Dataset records
▬▬▬▬▬▬
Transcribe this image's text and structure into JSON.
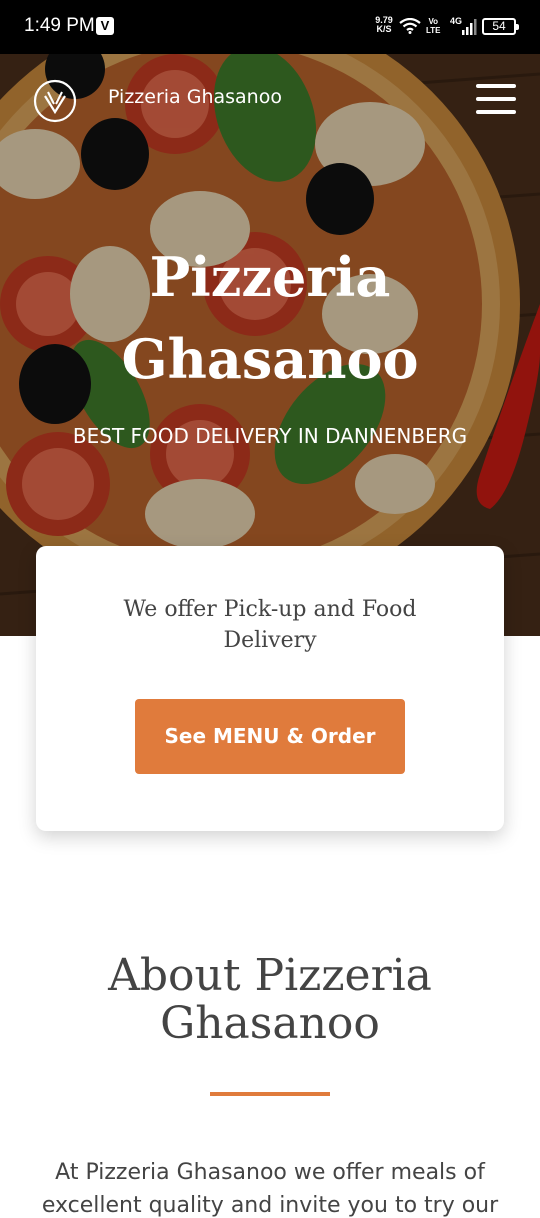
{
  "status_bar": {
    "time": "1:49 PM",
    "app_icon_letter": "V",
    "net_speed_value": "9.79",
    "net_speed_unit": "K/S",
    "volte_top": "Vo",
    "volte_bottom": "LTE",
    "network_type": "4G",
    "battery": "54"
  },
  "header": {
    "site_name": "Pizzeria Ghasanoo",
    "logo_icon": "cutlery-logo-icon",
    "menu_icon": "hamburger-menu-icon"
  },
  "hero": {
    "title": "Pizzeria Ghasanoo",
    "subtitle": "BEST FOOD DELIVERY IN DANNENBERG"
  },
  "offer_card": {
    "text": "We offer Pick-up and Food Delivery",
    "button_label": "See MENU & Order"
  },
  "about": {
    "title": "About Pizzeria Ghasanoo",
    "text": "At Pizzeria Ghasanoo we offer meals of excellent quality and invite you to try our"
  },
  "colors": {
    "accent": "#e07b3c",
    "text": "#444444"
  }
}
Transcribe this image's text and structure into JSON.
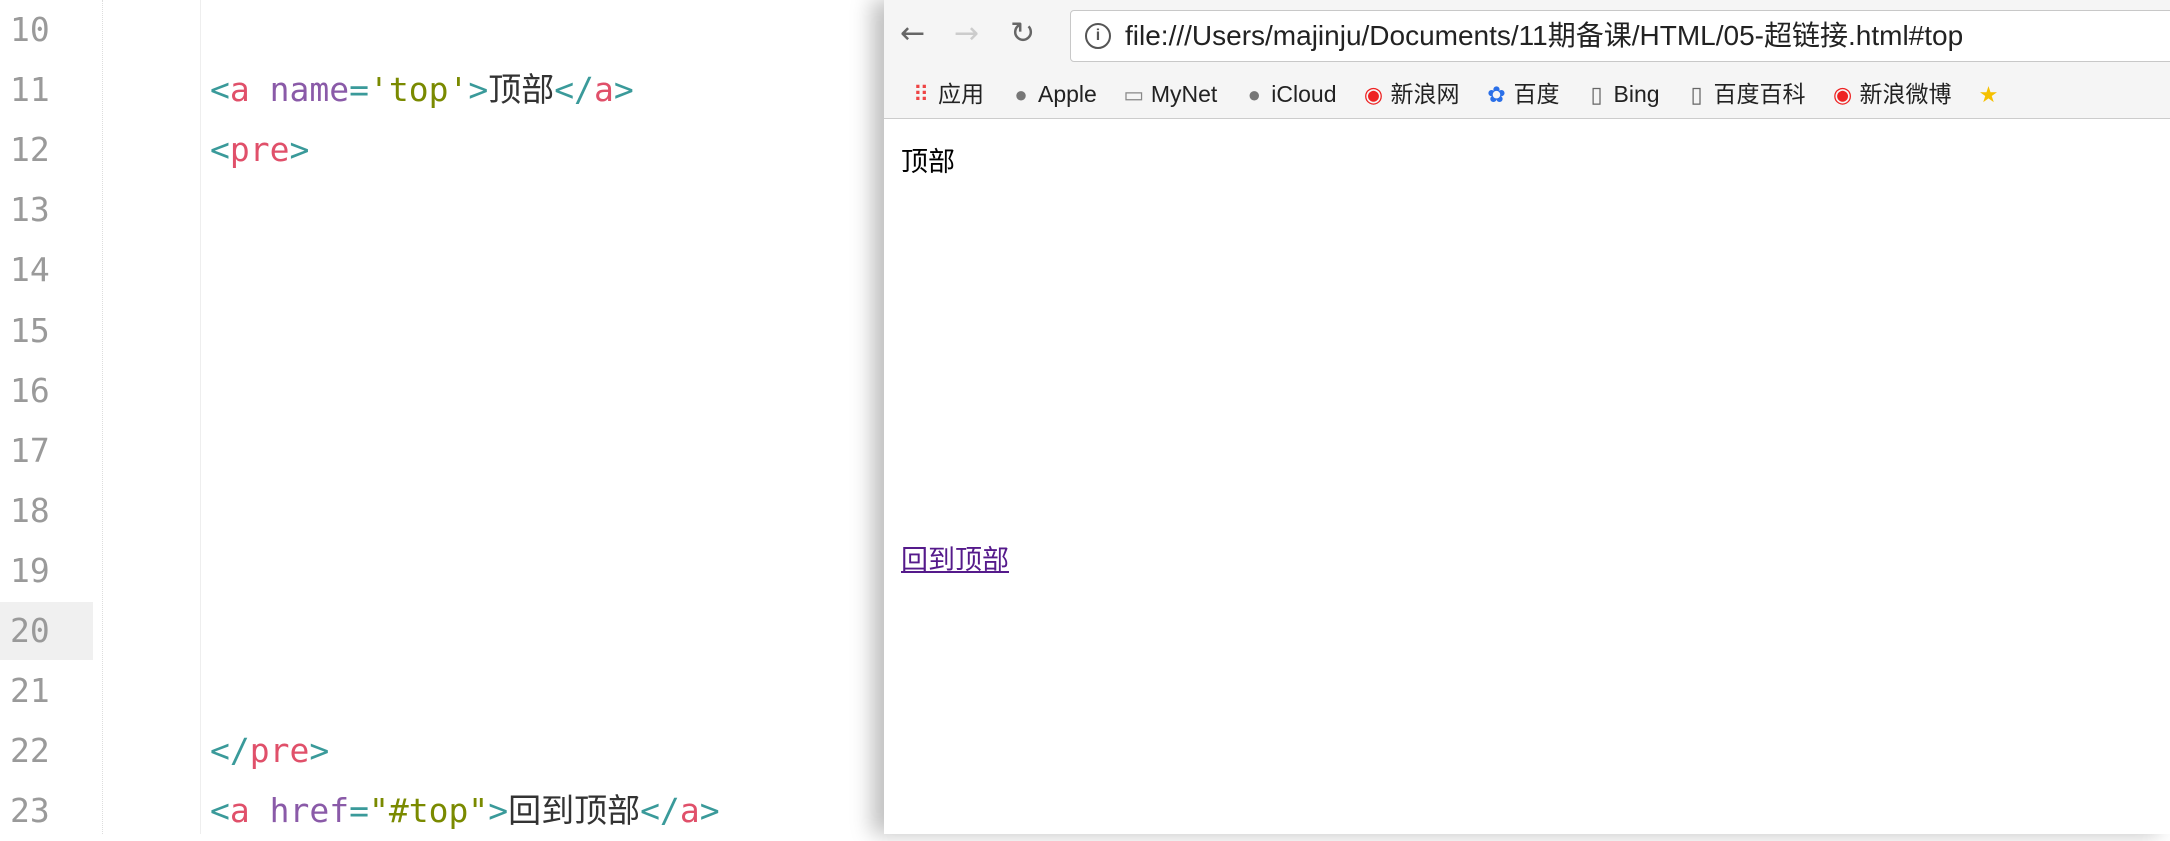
{
  "editor": {
    "line_numbers": [
      "10",
      "11",
      "12",
      "13",
      "14",
      "15",
      "16",
      "17",
      "18",
      "19",
      "20",
      "21",
      "22",
      "23"
    ],
    "active_line": "20",
    "code": {
      "l11": {
        "open_lt": "<",
        "tag": "a",
        "attr": " name",
        "eq": "=",
        "val": "'top'",
        "gt": ">",
        "text": "顶部",
        "close_lt": "</",
        "close_tag": "a",
        "close_gt": ">"
      },
      "l12": {
        "lt": "<",
        "tag": "pre",
        "gt": ">"
      },
      "l22": {
        "lt": "</",
        "tag": "pre",
        "gt": ">"
      },
      "l23": {
        "open_lt": "<",
        "tag": "a",
        "attr": " href",
        "eq": "=",
        "val": "\"#top\"",
        "gt": ">",
        "text": "回到顶部",
        "close_lt": "</",
        "close_tag": "a",
        "close_gt": ">"
      }
    },
    "colors": {
      "bracket": "#3a9a9a",
      "tag": "#e0506a",
      "attribute": "#8a5aa8",
      "string": "#7a8a00"
    }
  },
  "browser": {
    "back": "←",
    "forward": "→",
    "reload": "↻",
    "url": "file:///Users/majinju/Documents/11期备课/HTML/05-超链接.html#top",
    "bookmarks": [
      {
        "icon": "apps-grid-icon",
        "glyph": "⠿",
        "label": "应用"
      },
      {
        "icon": "apple-icon",
        "glyph": "●",
        "label": "Apple"
      },
      {
        "icon": "folder-icon",
        "glyph": "▭",
        "label": "MyNet"
      },
      {
        "icon": "apple-icon",
        "glyph": "●",
        "label": "iCloud"
      },
      {
        "icon": "weibo-icon",
        "glyph": "◉",
        "label": "新浪网"
      },
      {
        "icon": "baidu-icon",
        "glyph": "✿",
        "label": "百度"
      },
      {
        "icon": "page-icon",
        "glyph": "▯",
        "label": "Bing"
      },
      {
        "icon": "page-icon",
        "glyph": "▯",
        "label": "百度百科"
      },
      {
        "icon": "weibo-icon",
        "glyph": "◉",
        "label": "新浪微博"
      },
      {
        "icon": "star-icon",
        "glyph": "★",
        "label": ""
      }
    ],
    "page": {
      "anchor_text": "顶部",
      "link_text": "回到顶部"
    }
  }
}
▬▬▬▬▬▬
> _Exercise task_
Copy the material exactly. Do not include the pictures.

> _Written reply_
Transcribe this image's text and structure into JSON.
{
  "status_bar": {
    "time": "1:49 PM",
    "app_icon_letter": "V",
    "net_speed_value": "9.79",
    "net_speed_unit": "K/S",
    "volte_top": "Vo",
    "volte_bottom": "LTE",
    "network_type": "4G",
    "battery": "54"
  },
  "header": {
    "site_name": "Pizzeria Ghasanoo",
    "logo_icon": "cutlery-logo-icon",
    "menu_icon": "hamburger-menu-icon"
  },
  "hero": {
    "title": "Pizzeria Ghasanoo",
    "subtitle": "BEST FOOD DELIVERY IN DANNENBERG"
  },
  "offer_card": {
    "text": "We offer Pick-up and Food Delivery",
    "button_label": "See MENU & Order"
  },
  "about": {
    "title": "About Pizzeria Ghasanoo",
    "text": "At Pizzeria Ghasanoo we offer meals of excellent quality and invite you to try our"
  },
  "colors": {
    "accent": "#e07b3c",
    "text": "#444444"
  }
}
Transcribe this image's text and structure into JSON.
{
  "editor": {
    "line_numbers": [
      "10",
      "11",
      "12",
      "13",
      "14",
      "15",
      "16",
      "17",
      "18",
      "19",
      "20",
      "21",
      "22",
      "23"
    ],
    "active_line": "20",
    "code": {
      "l11": {
        "open_lt": "<",
        "tag": "a",
        "attr": " name",
        "eq": "=",
        "val": "'top'",
        "gt": ">",
        "text": "顶部",
        "close_lt": "</",
        "close_tag": "a",
        "close_gt": ">"
      },
      "l12": {
        "lt": "<",
        "tag": "pre",
        "gt": ">"
      },
      "l22": {
        "lt": "</",
        "tag": "pre",
        "gt": ">"
      },
      "l23": {
        "open_lt": "<",
        "tag": "a",
        "attr": " href",
        "eq": "=",
        "val": "\"#top\"",
        "gt": ">",
        "text": "回到顶部",
        "close_lt": "</",
        "close_tag": "a",
        "close_gt": ">"
      }
    },
    "colors": {
      "bracket": "#3a9a9a",
      "tag": "#e0506a",
      "attribute": "#8a5aa8",
      "string": "#7a8a00"
    }
  },
  "browser": {
    "back": "←",
    "forward": "→",
    "reload": "↻",
    "url": "file:///Users/majinju/Documents/11期备课/HTML/05-超链接.html#top",
    "bookmarks": [
      {
        "icon": "apps-grid-icon",
        "glyph": "⠿",
        "label": "应用"
      },
      {
        "icon": "apple-icon",
        "glyph": "●",
        "label": "Apple"
      },
      {
        "icon": "folder-icon",
        "glyph": "▭",
        "label": "MyNet"
      },
      {
        "icon": "apple-icon",
        "glyph": "●",
        "label": "iCloud"
      },
      {
        "icon": "weibo-icon",
        "glyph": "◉",
        "label": "新浪网"
      },
      {
        "icon": "baidu-icon",
        "glyph": "✿",
        "label": "百度"
      },
      {
        "icon": "page-icon",
        "glyph": "▯",
        "label": "Bing"
      },
      {
        "icon": "page-icon",
        "glyph": "▯",
        "label": "百度百科"
      },
      {
        "icon": "weibo-icon",
        "glyph": "◉",
        "label": "新浪微博"
      },
      {
        "icon": "star-icon",
        "glyph": "★",
        "label": ""
      }
    ],
    "page": {
      "anchor_text": "顶部",
      "link_text": "回到顶部"
    }
  }
}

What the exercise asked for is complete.